- _Task data_:

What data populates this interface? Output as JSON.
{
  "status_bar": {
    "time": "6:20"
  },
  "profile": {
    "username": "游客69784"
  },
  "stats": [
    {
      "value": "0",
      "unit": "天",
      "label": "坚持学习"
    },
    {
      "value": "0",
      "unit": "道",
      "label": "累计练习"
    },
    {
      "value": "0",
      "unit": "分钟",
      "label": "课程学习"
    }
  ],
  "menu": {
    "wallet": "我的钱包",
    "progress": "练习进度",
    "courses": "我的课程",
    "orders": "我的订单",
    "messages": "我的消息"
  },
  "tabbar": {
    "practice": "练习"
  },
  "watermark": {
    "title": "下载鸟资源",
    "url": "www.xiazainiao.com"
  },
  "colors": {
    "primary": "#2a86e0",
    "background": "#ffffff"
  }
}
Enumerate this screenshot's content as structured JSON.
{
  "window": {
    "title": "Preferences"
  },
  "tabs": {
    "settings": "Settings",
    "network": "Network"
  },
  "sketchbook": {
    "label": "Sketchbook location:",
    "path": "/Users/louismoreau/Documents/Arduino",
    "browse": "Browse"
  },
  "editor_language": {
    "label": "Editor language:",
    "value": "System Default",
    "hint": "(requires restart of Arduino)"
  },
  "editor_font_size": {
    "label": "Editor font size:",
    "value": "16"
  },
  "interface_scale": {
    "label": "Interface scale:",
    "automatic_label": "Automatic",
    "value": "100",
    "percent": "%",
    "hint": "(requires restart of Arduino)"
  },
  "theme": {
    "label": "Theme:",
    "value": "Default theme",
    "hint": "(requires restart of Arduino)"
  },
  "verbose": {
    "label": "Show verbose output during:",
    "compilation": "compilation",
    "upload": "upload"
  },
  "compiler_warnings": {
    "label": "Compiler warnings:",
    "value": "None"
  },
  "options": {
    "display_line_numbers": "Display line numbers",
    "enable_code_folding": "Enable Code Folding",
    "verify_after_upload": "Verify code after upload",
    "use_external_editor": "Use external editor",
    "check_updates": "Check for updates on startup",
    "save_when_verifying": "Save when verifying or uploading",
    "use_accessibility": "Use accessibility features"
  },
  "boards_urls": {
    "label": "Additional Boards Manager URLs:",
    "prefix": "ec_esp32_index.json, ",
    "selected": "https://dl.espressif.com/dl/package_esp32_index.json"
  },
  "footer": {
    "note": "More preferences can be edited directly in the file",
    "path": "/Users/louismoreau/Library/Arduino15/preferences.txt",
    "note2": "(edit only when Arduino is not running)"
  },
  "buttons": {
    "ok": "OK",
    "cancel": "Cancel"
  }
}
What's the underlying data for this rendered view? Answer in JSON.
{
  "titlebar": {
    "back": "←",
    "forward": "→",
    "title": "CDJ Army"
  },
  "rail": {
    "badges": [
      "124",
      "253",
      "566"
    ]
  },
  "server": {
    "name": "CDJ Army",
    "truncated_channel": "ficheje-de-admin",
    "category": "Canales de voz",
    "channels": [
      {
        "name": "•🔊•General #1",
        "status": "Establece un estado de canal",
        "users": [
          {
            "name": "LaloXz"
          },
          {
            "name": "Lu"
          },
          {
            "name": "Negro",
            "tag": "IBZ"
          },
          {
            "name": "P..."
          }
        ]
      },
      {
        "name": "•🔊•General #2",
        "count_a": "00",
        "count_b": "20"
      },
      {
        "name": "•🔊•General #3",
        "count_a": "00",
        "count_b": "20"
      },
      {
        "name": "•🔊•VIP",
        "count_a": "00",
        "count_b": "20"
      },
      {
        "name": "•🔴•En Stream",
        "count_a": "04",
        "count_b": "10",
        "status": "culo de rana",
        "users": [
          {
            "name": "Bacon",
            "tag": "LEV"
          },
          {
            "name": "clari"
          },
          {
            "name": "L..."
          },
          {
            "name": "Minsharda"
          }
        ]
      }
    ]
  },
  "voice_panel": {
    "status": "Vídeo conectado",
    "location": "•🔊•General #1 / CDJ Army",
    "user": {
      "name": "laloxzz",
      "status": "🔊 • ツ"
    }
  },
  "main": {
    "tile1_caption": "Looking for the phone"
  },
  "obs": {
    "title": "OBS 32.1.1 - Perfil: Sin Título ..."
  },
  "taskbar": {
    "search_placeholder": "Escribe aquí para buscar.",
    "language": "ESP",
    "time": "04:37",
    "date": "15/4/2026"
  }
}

- _Exercise goal_:
Using the data above, repeat every line exactly.

- _Result below_:
What data populates this interface? Output as JSON.
{
  "status_bar": {
    "time": "6:20"
  },
  "profile": {
    "username": "游客69784"
  },
  "stats": [
    {
      "value": "0",
      "unit": "天",
      "label": "坚持学习"
    },
    {
      "value": "0",
      "unit": "道",
      "label": "累计练习"
    },
    {
      "value": "0",
      "unit": "分钟",
      "label": "课程学习"
    }
  ],
  "menu": {
    "wallet": "我的钱包",
    "progress": "练习进度",
    "courses": "我的课程",
    "orders": "我的订单",
    "messages": "我的消息"
  },
  "tabbar": {
    "practice": "练习"
  },
  "watermark": {
    "title": "下载鸟资源",
    "url": "www.xiazainiao.com"
  },
  "colors": {
    "primary": "#2a86e0",
    "background": "#ffffff"
  }
}
Enumerate this screenshot's content as structured JSON.
{
  "window": {
    "title": "Preferences"
  },
  "tabs": {
    "settings": "Settings",
    "network": "Network"
  },
  "sketchbook": {
    "label": "Sketchbook location:",
    "path": "/Users/louismoreau/Documents/Arduino",
    "browse": "Browse"
  },
  "editor_language": {
    "label": "Editor language:",
    "value": "System Default",
    "hint": "(requires restart of Arduino)"
  },
  "editor_font_size": {
    "label": "Editor font size:",
    "value": "16"
  },
  "interface_scale": {
    "label": "Interface scale:",
    "automatic_label": "Automatic",
    "value": "100",
    "percent": "%",
    "hint": "(requires restart of Arduino)"
  },
  "theme": {
    "label": "Theme:",
    "value": "Default theme",
    "hint": "(requires restart of Arduino)"
  },
  "verbose": {
    "label": "Show verbose output during:",
    "compilation": "compilation",
    "upload": "upload"
  },
  "compiler_warnings": {
    "label": "Compiler warnings:",
    "value": "None"
  },
  "options": {
    "display_line_numbers": "Display line numbers",
    "enable_code_folding": "Enable Code Folding",
    "verify_after_upload": "Verify code after upload",
    "use_external_editor": "Use external editor",
    "check_updates": "Check for updates on startup",
    "save_when_verifying": "Save when verifying or uploading",
    "use_accessibility": "Use accessibility features"
  },
  "boards_urls": {
    "label": "Additional Boards Manager URLs:",
    "prefix": "ec_esp32_index.json, ",
    "selected": "https://dl.espressif.com/dl/package_esp32_index.json"
  },
  "footer": {
    "note": "More preferences can be edited directly in the file",
    "path": "/Users/louismoreau/Library/Arduino15/preferences.txt",
    "note2": "(edit only when Arduino is not running)"
  },
  "buttons": {
    "ok": "OK",
    "cancel": "Cancel"
  }
}
What's the underlying data for this rendered view? Answer in JSON.
{
  "titlebar": {
    "back": "←",
    "forward": "→",
    "title": "CDJ Army"
  },
  "rail": {
    "badges": [
      "124",
      "253",
      "566"
    ]
  },
  "server": {
    "name": "CDJ Army",
    "truncated_channel": "ficheje-de-admin",
    "category": "Canales de voz",
    "channels": [
      {
        "name": "•🔊•General #1",
        "status": "Establece un estado de canal",
        "users": [
          {
            "name": "LaloXz"
          },
          {
            "name": "Lu"
          },
          {
            "name": "Negro",
            "tag": "IBZ"
          },
          {
            "name": "P..."
          }
        ]
      },
      {
        "name": "•🔊•General #2",
        "count_a": "00",
        "count_b": "20"
      },
      {
        "name": "•🔊•General #3",
        "count_a": "00",
        "count_b": "20"
      },
      {
        "name": "•🔊•VIP",
        "count_a": "00",
        "count_b": "20"
      },
      {
        "name": "•🔴•En Stream",
        "count_a": "04",
        "count_b": "10",
        "status": "culo de rana",
        "users": [
          {
            "name": "Bacon",
            "tag": "LEV"
          },
          {
            "name": "clari"
          },
          {
            "name": "L..."
          },
          {
            "name": "Minsharda"
          }
        ]
      }
    ]
  },
  "voice_panel": {
    "status": "Vídeo conectado",
    "location": "•🔊•General #1 / CDJ Army",
    "user": {
      "name": "laloxzz",
      "status": "🔊 • ツ"
    }
  },
  "main": {
    "tile1_caption": "Looking for the phone"
  },
  "obs": {
    "title": "OBS 32.1.1 - Perfil: Sin Título ..."
  },
  "taskbar": {
    "search_placeholder": "Escribe aquí para buscar.",
    "language": "ESP",
    "time": "04:37",
    "date": "15/4/2026"
  }
}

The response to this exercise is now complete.